● **Task goal**: Transcribe the data that follows without changing a word, and omit the pictures.

● **Material to process**:

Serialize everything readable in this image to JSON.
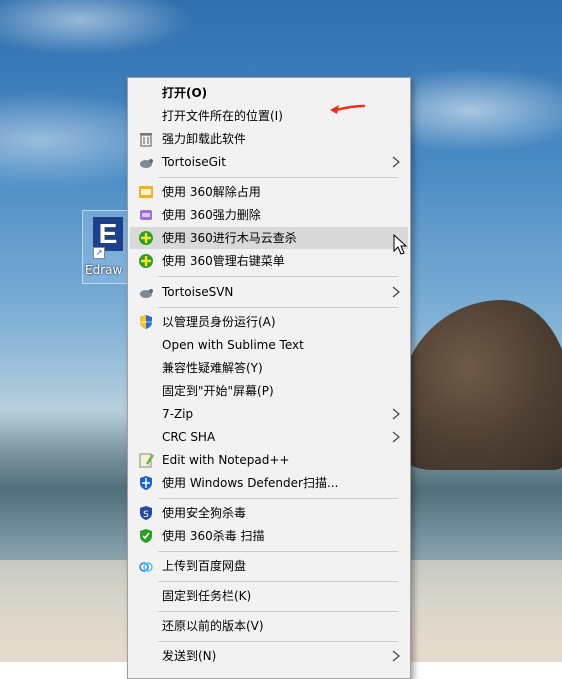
{
  "desktop": {
    "icon_label": "Edraw"
  },
  "context_menu": {
    "items": [
      {
        "label": "打开(O)",
        "icon": "",
        "submenu": false
      },
      {
        "label": "打开文件所在的位置(I)",
        "icon": "",
        "submenu": false
      },
      {
        "label": "强力卸载此软件",
        "icon": "trash-icon",
        "submenu": false
      },
      {
        "label": "TortoiseGit",
        "icon": "tortoisegit-icon",
        "submenu": true
      },
      {
        "label": "使用 360解除占用",
        "icon": "360-unlock-icon",
        "submenu": false
      },
      {
        "label": "使用 360强力删除",
        "icon": "360-shred-icon",
        "submenu": false
      },
      {
        "label": "使用 360进行木马云查杀",
        "icon": "360-scan-icon",
        "submenu": false
      },
      {
        "label": "使用 360管理右键菜单",
        "icon": "360-menu-manage-icon",
        "submenu": false
      },
      {
        "label": "TortoiseSVN",
        "icon": "tortoisesvn-icon",
        "submenu": true
      },
      {
        "label": "以管理员身份运行(A)",
        "icon": "uac-shield-icon",
        "submenu": false
      },
      {
        "label": "Open with Sublime Text",
        "icon": "",
        "submenu": false
      },
      {
        "label": "兼容性疑难解答(Y)",
        "icon": "",
        "submenu": false
      },
      {
        "label": "固定到\"开始\"屏幕(P)",
        "icon": "",
        "submenu": false
      },
      {
        "label": "7-Zip",
        "icon": "",
        "submenu": true
      },
      {
        "label": "CRC SHA",
        "icon": "",
        "submenu": true
      },
      {
        "label": "Edit with Notepad++",
        "icon": "notepadpp-icon",
        "submenu": false
      },
      {
        "label": "使用 Windows Defender扫描...",
        "icon": "defender-icon",
        "submenu": false
      },
      {
        "label": "使用安全狗杀毒",
        "icon": "safedog-icon",
        "submenu": false
      },
      {
        "label": "使用 360杀毒 扫描",
        "icon": "360-antivirus-icon",
        "submenu": false
      },
      {
        "label": "上传到百度网盘",
        "icon": "baidu-netdisk-icon",
        "submenu": false
      },
      {
        "label": "固定到任务栏(K)",
        "icon": "",
        "submenu": false
      },
      {
        "label": "还原以前的版本(V)",
        "icon": "",
        "submenu": false
      },
      {
        "label": "发送到(N)",
        "icon": "",
        "submenu": true
      }
    ]
  },
  "colors": {
    "highlight": "#ee3fac",
    "arrow": "#e8321c",
    "hover": "#d9d9d9"
  }
}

● **Exercise output**:
Serialize everything readable in this image to JSON.
{
  "desktop": {
    "icon_label": "Edraw"
  },
  "context_menu": {
    "items": [
      {
        "label": "打开(O)",
        "icon": "",
        "submenu": false
      },
      {
        "label": "打开文件所在的位置(I)",
        "icon": "",
        "submenu": false
      },
      {
        "label": "强力卸载此软件",
        "icon": "trash-icon",
        "submenu": false
      },
      {
        "label": "TortoiseGit",
        "icon": "tortoisegit-icon",
        "submenu": true
      },
      {
        "label": "使用 360解除占用",
        "icon": "360-unlock-icon",
        "submenu": false
      },
      {
        "label": "使用 360强力删除",
        "icon": "360-shred-icon",
        "submenu": false
      },
      {
        "label": "使用 360进行木马云查杀",
        "icon": "360-scan-icon",
        "submenu": false
      },
      {
        "label": "使用 360管理右键菜单",
        "icon": "360-menu-manage-icon",
        "submenu": false
      },
      {
        "label": "TortoiseSVN",
        "icon": "tortoisesvn-icon",
        "submenu": true
      },
      {
        "label": "以管理员身份运行(A)",
        "icon": "uac-shield-icon",
        "submenu": false
      },
      {
        "label": "Open with Sublime Text",
        "icon": "",
        "submenu": false
      },
      {
        "label": "兼容性疑难解答(Y)",
        "icon": "",
        "submenu": false
      },
      {
        "label": "固定到\"开始\"屏幕(P)",
        "icon": "",
        "submenu": false
      },
      {
        "label": "7-Zip",
        "icon": "",
        "submenu": true
      },
      {
        "label": "CRC SHA",
        "icon": "",
        "submenu": true
      },
      {
        "label": "Edit with Notepad++",
        "icon": "notepadpp-icon",
        "submenu": false
      },
      {
        "label": "使用 Windows Defender扫描...",
        "icon": "defender-icon",
        "submenu": false
      },
      {
        "label": "使用安全狗杀毒",
        "icon": "safedog-icon",
        "submenu": false
      },
      {
        "label": "使用 360杀毒 扫描",
        "icon": "360-antivirus-icon",
        "submenu": false
      },
      {
        "label": "上传到百度网盘",
        "icon": "baidu-netdisk-icon",
        "submenu": false
      },
      {
        "label": "固定到任务栏(K)",
        "icon": "",
        "submenu": false
      },
      {
        "label": "还原以前的版本(V)",
        "icon": "",
        "submenu": false
      },
      {
        "label": "发送到(N)",
        "icon": "",
        "submenu": true
      }
    ]
  },
  "colors": {
    "highlight": "#ee3fac",
    "arrow": "#e8321c",
    "hover": "#d9d9d9"
  }
}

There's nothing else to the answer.